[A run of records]
+ + + +
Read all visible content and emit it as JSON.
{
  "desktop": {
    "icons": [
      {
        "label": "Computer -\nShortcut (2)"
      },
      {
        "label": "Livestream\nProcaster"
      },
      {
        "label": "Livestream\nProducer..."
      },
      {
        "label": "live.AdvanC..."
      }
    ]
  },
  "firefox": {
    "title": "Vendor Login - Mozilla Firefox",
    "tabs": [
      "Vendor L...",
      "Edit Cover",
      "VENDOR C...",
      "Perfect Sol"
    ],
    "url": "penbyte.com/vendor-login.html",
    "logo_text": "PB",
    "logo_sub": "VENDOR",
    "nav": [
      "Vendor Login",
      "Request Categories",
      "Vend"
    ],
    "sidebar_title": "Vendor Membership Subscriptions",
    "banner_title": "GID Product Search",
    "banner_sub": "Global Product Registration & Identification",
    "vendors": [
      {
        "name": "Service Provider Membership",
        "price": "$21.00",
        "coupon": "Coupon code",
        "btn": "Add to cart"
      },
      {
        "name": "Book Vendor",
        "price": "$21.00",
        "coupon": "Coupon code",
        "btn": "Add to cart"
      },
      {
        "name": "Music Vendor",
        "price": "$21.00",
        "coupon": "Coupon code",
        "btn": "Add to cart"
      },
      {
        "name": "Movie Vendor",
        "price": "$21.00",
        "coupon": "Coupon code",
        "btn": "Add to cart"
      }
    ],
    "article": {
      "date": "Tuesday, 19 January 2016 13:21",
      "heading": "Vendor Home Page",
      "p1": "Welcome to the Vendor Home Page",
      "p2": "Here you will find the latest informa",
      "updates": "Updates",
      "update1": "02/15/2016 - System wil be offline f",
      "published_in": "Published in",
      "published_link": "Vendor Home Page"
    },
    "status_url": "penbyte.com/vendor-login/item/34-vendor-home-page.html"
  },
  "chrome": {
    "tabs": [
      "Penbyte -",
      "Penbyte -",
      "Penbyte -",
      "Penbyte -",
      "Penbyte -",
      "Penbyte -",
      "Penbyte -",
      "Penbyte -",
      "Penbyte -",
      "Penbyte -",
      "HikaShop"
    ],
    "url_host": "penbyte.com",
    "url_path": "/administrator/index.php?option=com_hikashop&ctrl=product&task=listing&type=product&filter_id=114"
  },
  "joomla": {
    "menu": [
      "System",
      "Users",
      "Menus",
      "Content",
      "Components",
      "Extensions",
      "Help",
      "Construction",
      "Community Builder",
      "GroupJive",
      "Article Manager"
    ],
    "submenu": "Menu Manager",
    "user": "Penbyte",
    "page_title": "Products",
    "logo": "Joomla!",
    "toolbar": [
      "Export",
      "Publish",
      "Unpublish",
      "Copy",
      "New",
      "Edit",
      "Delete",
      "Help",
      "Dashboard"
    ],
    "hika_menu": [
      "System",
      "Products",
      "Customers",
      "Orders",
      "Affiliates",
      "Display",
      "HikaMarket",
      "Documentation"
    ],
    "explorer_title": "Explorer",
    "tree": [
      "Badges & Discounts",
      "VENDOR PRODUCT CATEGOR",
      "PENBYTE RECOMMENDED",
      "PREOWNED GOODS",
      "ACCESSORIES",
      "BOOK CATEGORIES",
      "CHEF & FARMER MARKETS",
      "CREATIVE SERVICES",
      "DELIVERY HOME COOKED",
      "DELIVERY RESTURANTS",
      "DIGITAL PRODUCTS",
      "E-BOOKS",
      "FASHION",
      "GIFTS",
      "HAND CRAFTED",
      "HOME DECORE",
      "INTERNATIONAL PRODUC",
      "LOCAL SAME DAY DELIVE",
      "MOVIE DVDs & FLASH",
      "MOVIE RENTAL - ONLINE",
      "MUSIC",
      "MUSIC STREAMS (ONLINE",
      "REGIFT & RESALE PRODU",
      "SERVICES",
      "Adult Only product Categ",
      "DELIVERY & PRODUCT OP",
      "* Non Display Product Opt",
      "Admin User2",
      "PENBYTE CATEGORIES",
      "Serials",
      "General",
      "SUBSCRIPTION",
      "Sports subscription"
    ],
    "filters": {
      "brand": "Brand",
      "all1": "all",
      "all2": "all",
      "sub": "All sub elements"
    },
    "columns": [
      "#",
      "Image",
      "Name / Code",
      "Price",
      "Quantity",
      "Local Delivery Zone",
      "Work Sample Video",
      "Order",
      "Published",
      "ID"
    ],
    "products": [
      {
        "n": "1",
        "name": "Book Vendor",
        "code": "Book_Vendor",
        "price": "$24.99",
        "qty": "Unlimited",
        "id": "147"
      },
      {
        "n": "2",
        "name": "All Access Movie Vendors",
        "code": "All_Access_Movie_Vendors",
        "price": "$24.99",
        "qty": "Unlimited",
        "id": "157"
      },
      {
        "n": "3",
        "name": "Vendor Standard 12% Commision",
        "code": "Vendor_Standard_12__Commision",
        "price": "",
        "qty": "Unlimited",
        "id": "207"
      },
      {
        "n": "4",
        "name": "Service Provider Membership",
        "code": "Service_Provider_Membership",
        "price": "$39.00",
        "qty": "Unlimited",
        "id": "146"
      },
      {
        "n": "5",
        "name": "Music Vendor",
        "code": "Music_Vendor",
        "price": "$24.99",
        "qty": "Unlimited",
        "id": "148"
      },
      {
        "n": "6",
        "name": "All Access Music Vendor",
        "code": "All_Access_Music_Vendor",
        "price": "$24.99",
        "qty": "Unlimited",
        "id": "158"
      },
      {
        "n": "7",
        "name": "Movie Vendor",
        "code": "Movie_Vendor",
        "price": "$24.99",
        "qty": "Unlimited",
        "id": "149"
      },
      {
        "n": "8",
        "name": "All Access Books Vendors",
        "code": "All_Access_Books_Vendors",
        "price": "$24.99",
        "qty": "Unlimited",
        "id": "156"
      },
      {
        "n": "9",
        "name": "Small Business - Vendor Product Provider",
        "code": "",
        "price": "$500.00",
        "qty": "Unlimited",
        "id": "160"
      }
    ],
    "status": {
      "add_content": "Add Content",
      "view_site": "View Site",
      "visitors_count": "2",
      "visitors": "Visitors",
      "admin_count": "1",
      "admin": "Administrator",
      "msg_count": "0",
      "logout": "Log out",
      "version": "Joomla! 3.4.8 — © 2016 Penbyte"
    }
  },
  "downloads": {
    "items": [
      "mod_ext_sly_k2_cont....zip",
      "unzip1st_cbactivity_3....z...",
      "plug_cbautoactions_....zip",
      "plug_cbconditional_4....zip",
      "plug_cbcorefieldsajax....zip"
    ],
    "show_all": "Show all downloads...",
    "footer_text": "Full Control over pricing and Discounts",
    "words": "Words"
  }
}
+ + + +
- Instruction -
Each line of the listing above should be output exactly.

- Task output -
Read all visible content and emit it as JSON.
{
  "desktop": {
    "icons": [
      {
        "label": "Computer -\nShortcut (2)"
      },
      {
        "label": "Livestream\nProcaster"
      },
      {
        "label": "Livestream\nProducer..."
      },
      {
        "label": "live.AdvanC..."
      }
    ]
  },
  "firefox": {
    "title": "Vendor Login - Mozilla Firefox",
    "tabs": [
      "Vendor L...",
      "Edit Cover",
      "VENDOR C...",
      "Perfect Sol"
    ],
    "url": "penbyte.com/vendor-login.html",
    "logo_text": "PB",
    "logo_sub": "VENDOR",
    "nav": [
      "Vendor Login",
      "Request Categories",
      "Vend"
    ],
    "sidebar_title": "Vendor Membership Subscriptions",
    "banner_title": "GID Product Search",
    "banner_sub": "Global Product Registration & Identification",
    "vendors": [
      {
        "name": "Service Provider Membership",
        "price": "$21.00",
        "coupon": "Coupon code",
        "btn": "Add to cart"
      },
      {
        "name": "Book Vendor",
        "price": "$21.00",
        "coupon": "Coupon code",
        "btn": "Add to cart"
      },
      {
        "name": "Music Vendor",
        "price": "$21.00",
        "coupon": "Coupon code",
        "btn": "Add to cart"
      },
      {
        "name": "Movie Vendor",
        "price": "$21.00",
        "coupon": "Coupon code",
        "btn": "Add to cart"
      }
    ],
    "article": {
      "date": "Tuesday, 19 January 2016 13:21",
      "heading": "Vendor Home Page",
      "p1": "Welcome to the Vendor Home Page",
      "p2": "Here you will find the latest informa",
      "updates": "Updates",
      "update1": "02/15/2016 - System wil be offline f",
      "published_in": "Published in",
      "published_link": "Vendor Home Page"
    },
    "status_url": "penbyte.com/vendor-login/item/34-vendor-home-page.html"
  },
  "chrome": {
    "tabs": [
      "Penbyte -",
      "Penbyte -",
      "Penbyte -",
      "Penbyte -",
      "Penbyte -",
      "Penbyte -",
      "Penbyte -",
      "Penbyte -",
      "Penbyte -",
      "Penbyte -",
      "HikaShop"
    ],
    "url_host": "penbyte.com",
    "url_path": "/administrator/index.php?option=com_hikashop&ctrl=product&task=listing&type=product&filter_id=114"
  },
  "joomla": {
    "menu": [
      "System",
      "Users",
      "Menus",
      "Content",
      "Components",
      "Extensions",
      "Help",
      "Construction",
      "Community Builder",
      "GroupJive",
      "Article Manager"
    ],
    "submenu": "Menu Manager",
    "user": "Penbyte",
    "page_title": "Products",
    "logo": "Joomla!",
    "toolbar": [
      "Export",
      "Publish",
      "Unpublish",
      "Copy",
      "New",
      "Edit",
      "Delete",
      "Help",
      "Dashboard"
    ],
    "hika_menu": [
      "System",
      "Products",
      "Customers",
      "Orders",
      "Affiliates",
      "Display",
      "HikaMarket",
      "Documentation"
    ],
    "explorer_title": "Explorer",
    "tree": [
      "Badges & Discounts",
      "VENDOR PRODUCT CATEGOR",
      "PENBYTE RECOMMENDED",
      "PREOWNED GOODS",
      "ACCESSORIES",
      "BOOK CATEGORIES",
      "CHEF & FARMER MARKETS",
      "CREATIVE SERVICES",
      "DELIVERY HOME COOKED",
      "DELIVERY RESTURANTS",
      "DIGITAL PRODUCTS",
      "E-BOOKS",
      "FASHION",
      "GIFTS",
      "HAND CRAFTED",
      "HOME DECORE",
      "INTERNATIONAL PRODUC",
      "LOCAL SAME DAY DELIVE",
      "MOVIE DVDs & FLASH",
      "MOVIE RENTAL - ONLINE",
      "MUSIC",
      "MUSIC STREAMS (ONLINE",
      "REGIFT & RESALE PRODU",
      "SERVICES",
      "Adult Only product Categ",
      "DELIVERY & PRODUCT OP",
      "* Non Display Product Opt",
      "Admin User2",
      "PENBYTE CATEGORIES",
      "Serials",
      "General",
      "SUBSCRIPTION",
      "Sports subscription"
    ],
    "filters": {
      "brand": "Brand",
      "all1": "all",
      "all2": "all",
      "sub": "All sub elements"
    },
    "columns": [
      "#",
      "Image",
      "Name / Code",
      "Price",
      "Quantity",
      "Local Delivery Zone",
      "Work Sample Video",
      "Order",
      "Published",
      "ID"
    ],
    "products": [
      {
        "n": "1",
        "name": "Book Vendor",
        "code": "Book_Vendor",
        "price": "$24.99",
        "qty": "Unlimited",
        "id": "147"
      },
      {
        "n": "2",
        "name": "All Access Movie Vendors",
        "code": "All_Access_Movie_Vendors",
        "price": "$24.99",
        "qty": "Unlimited",
        "id": "157"
      },
      {
        "n": "3",
        "name": "Vendor Standard 12% Commision",
        "code": "Vendor_Standard_12__Commision",
        "price": "",
        "qty": "Unlimited",
        "id": "207"
      },
      {
        "n": "4",
        "name": "Service Provider Membership",
        "code": "Service_Provider_Membership",
        "price": "$39.00",
        "qty": "Unlimited",
        "id": "146"
      },
      {
        "n": "5",
        "name": "Music Vendor",
        "code": "Music_Vendor",
        "price": "$24.99",
        "qty": "Unlimited",
        "id": "148"
      },
      {
        "n": "6",
        "name": "All Access Music Vendor",
        "code": "All_Access_Music_Vendor",
        "price": "$24.99",
        "qty": "Unlimited",
        "id": "158"
      },
      {
        "n": "7",
        "name": "Movie Vendor",
        "code": "Movie_Vendor",
        "price": "$24.99",
        "qty": "Unlimited",
        "id": "149"
      },
      {
        "n": "8",
        "name": "All Access Books Vendors",
        "code": "All_Access_Books_Vendors",
        "price": "$24.99",
        "qty": "Unlimited",
        "id": "156"
      },
      {
        "n": "9",
        "name": "Small Business - Vendor Product Provider",
        "code": "",
        "price": "$500.00",
        "qty": "Unlimited",
        "id": "160"
      }
    ],
    "status": {
      "add_content": "Add Content",
      "view_site": "View Site",
      "visitors_count": "2",
      "visitors": "Visitors",
      "admin_count": "1",
      "admin": "Administrator",
      "msg_count": "0",
      "logout": "Log out",
      "version": "Joomla! 3.4.8 — © 2016 Penbyte"
    }
  },
  "downloads": {
    "items": [
      "mod_ext_sly_k2_cont....zip",
      "unzip1st_cbactivity_3....z...",
      "plug_cbautoactions_....zip",
      "plug_cbconditional_4....zip",
      "plug_cbcorefieldsajax....zip"
    ],
    "show_all": "Show all downloads...",
    "footer_text": "Full Control over pricing and Discounts",
    "words": "Words"
  }
}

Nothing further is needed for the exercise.